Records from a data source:
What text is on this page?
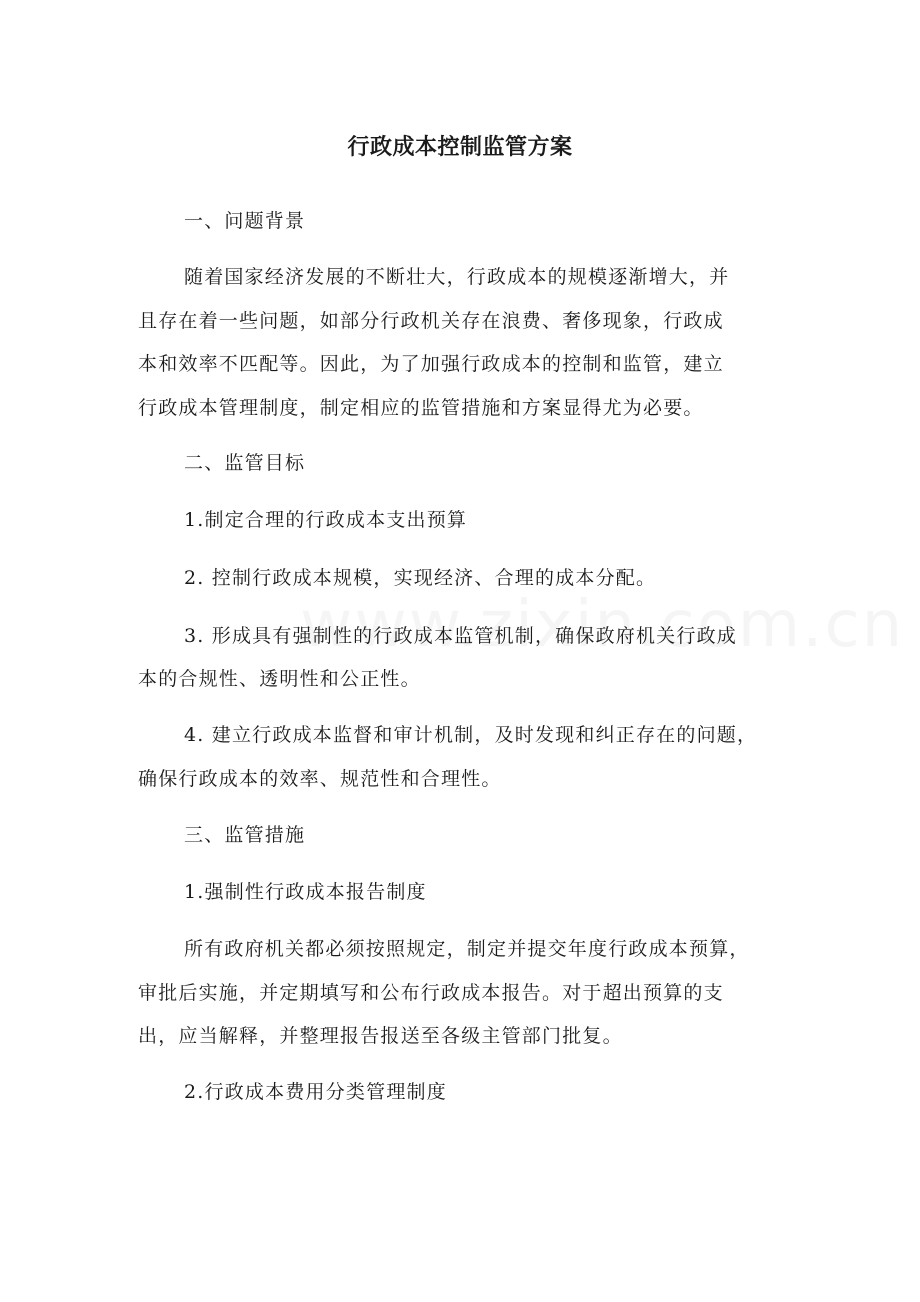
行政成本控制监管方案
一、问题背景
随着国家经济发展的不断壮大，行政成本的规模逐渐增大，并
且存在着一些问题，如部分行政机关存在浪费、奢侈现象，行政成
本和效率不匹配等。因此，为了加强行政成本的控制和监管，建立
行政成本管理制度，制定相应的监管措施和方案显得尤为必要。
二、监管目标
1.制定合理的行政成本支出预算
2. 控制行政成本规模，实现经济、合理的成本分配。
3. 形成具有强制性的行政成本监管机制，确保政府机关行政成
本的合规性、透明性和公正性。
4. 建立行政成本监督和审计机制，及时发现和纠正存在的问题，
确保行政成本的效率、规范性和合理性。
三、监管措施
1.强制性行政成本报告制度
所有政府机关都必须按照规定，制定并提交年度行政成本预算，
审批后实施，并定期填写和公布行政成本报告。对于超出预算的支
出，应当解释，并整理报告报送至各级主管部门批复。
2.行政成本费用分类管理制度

--

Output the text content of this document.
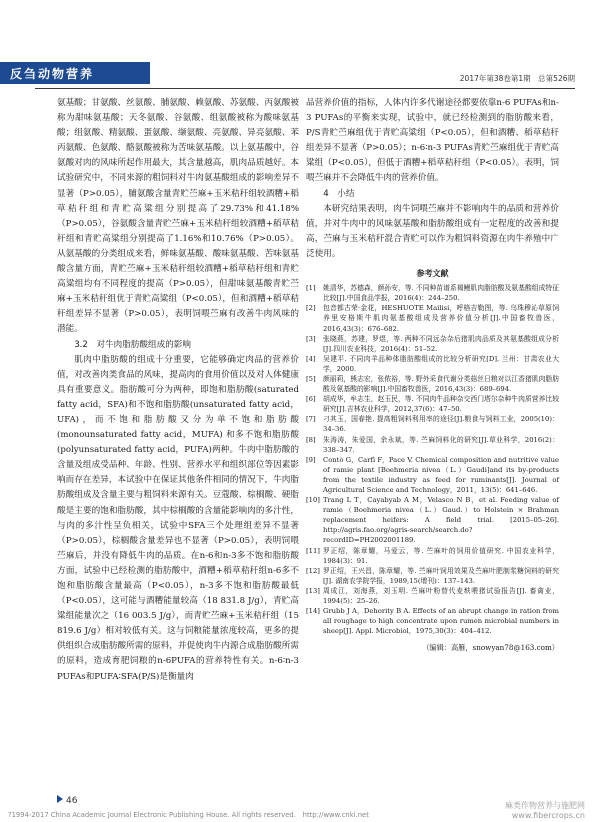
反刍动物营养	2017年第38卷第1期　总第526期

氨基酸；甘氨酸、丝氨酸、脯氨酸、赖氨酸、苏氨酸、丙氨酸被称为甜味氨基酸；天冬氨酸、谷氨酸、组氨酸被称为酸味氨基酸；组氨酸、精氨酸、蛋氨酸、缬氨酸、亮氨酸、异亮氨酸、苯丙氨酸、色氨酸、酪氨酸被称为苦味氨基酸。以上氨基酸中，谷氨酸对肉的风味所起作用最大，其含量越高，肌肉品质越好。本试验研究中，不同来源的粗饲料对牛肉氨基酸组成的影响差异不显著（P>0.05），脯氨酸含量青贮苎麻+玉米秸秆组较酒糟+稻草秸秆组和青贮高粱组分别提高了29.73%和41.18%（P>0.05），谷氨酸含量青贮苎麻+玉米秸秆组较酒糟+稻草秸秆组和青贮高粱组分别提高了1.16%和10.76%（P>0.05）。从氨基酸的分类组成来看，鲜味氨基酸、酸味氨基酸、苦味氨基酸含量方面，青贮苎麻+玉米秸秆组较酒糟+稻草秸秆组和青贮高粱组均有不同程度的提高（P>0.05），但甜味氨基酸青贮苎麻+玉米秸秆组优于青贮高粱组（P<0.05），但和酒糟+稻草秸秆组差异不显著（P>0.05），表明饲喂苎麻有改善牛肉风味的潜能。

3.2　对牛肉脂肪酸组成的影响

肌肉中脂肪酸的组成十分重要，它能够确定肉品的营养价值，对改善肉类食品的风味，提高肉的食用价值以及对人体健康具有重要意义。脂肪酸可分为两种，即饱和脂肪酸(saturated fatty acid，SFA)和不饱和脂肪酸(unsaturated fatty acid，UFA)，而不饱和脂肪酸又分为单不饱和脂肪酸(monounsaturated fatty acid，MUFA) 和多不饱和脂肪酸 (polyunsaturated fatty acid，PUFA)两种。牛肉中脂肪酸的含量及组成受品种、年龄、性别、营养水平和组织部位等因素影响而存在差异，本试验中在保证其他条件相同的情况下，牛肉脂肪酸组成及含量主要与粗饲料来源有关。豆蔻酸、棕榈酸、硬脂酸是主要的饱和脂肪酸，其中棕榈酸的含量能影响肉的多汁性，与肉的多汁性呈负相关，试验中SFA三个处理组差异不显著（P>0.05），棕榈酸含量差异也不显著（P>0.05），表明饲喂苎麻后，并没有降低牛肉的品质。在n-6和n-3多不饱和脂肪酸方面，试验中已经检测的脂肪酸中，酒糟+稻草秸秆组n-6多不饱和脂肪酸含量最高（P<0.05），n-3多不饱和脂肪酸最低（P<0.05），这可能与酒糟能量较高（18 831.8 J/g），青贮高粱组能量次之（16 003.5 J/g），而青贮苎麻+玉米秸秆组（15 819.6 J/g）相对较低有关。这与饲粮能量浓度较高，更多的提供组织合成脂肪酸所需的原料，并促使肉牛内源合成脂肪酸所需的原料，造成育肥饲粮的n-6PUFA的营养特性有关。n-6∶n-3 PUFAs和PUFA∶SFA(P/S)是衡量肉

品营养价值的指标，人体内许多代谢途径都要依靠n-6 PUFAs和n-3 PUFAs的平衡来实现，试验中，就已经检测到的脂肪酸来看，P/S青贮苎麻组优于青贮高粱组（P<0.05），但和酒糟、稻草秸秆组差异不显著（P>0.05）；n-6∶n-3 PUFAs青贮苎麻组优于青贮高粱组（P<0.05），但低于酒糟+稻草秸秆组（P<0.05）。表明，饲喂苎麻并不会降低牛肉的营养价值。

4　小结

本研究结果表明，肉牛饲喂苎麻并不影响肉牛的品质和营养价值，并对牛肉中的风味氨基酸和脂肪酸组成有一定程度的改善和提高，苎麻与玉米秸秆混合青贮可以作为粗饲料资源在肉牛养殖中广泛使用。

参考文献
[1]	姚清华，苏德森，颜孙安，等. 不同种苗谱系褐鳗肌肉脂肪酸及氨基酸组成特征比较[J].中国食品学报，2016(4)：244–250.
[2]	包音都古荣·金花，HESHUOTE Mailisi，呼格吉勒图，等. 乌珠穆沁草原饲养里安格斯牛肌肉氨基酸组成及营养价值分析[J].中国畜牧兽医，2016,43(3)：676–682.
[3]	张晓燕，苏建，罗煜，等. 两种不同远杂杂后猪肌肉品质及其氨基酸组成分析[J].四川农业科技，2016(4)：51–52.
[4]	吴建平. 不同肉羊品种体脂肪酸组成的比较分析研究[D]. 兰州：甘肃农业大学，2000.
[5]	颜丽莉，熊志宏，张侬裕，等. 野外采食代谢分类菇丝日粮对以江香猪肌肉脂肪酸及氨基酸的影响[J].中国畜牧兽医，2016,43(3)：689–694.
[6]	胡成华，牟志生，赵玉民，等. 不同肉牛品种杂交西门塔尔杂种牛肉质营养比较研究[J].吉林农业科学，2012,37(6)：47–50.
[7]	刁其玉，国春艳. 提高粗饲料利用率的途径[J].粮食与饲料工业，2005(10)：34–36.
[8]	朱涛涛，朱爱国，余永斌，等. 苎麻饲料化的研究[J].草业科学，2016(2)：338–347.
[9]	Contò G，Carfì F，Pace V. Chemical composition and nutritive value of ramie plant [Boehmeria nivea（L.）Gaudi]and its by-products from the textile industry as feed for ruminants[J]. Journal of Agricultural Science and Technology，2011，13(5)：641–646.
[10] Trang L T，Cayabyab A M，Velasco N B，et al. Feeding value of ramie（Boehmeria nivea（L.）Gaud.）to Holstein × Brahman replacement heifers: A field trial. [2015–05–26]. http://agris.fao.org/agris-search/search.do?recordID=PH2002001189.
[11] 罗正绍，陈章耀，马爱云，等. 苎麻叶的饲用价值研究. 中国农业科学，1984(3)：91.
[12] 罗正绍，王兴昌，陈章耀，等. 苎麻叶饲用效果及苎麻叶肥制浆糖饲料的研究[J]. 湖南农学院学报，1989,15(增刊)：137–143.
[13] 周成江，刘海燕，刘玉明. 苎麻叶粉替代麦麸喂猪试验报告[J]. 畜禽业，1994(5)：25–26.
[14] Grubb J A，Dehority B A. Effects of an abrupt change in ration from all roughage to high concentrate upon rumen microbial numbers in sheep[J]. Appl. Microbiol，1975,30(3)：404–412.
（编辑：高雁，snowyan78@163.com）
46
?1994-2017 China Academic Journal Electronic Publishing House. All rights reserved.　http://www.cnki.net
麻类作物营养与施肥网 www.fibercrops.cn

* * *

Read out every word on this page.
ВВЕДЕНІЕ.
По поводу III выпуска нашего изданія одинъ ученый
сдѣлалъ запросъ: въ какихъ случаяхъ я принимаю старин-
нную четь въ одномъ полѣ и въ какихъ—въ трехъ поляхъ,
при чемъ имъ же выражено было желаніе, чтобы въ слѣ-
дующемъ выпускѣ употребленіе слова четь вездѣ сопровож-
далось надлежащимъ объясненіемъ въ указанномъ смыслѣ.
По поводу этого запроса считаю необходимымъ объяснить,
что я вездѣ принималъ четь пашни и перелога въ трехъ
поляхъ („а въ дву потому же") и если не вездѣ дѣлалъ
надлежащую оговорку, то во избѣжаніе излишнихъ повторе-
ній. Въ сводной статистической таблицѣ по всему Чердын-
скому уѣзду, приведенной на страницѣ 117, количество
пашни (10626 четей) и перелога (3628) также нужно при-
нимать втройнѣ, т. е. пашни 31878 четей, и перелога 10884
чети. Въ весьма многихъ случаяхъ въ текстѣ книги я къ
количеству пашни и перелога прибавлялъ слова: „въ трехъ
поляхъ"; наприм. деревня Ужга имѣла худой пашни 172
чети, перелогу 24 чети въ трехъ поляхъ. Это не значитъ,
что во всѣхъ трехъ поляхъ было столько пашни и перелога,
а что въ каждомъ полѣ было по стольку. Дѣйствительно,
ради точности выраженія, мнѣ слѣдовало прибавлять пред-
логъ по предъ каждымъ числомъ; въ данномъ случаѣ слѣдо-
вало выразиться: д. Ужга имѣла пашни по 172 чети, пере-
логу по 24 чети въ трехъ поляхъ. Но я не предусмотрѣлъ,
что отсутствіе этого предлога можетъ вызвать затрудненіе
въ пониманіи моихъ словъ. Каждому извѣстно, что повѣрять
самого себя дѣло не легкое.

Problem description =
Extract, from the material above, each line holding the word "четей".

Exercise solution =
пашни (10626 четей) и перелога (3628) также нужно при-
нимать втройнѣ, т. е. пашни 31878 четей, и перелога 10884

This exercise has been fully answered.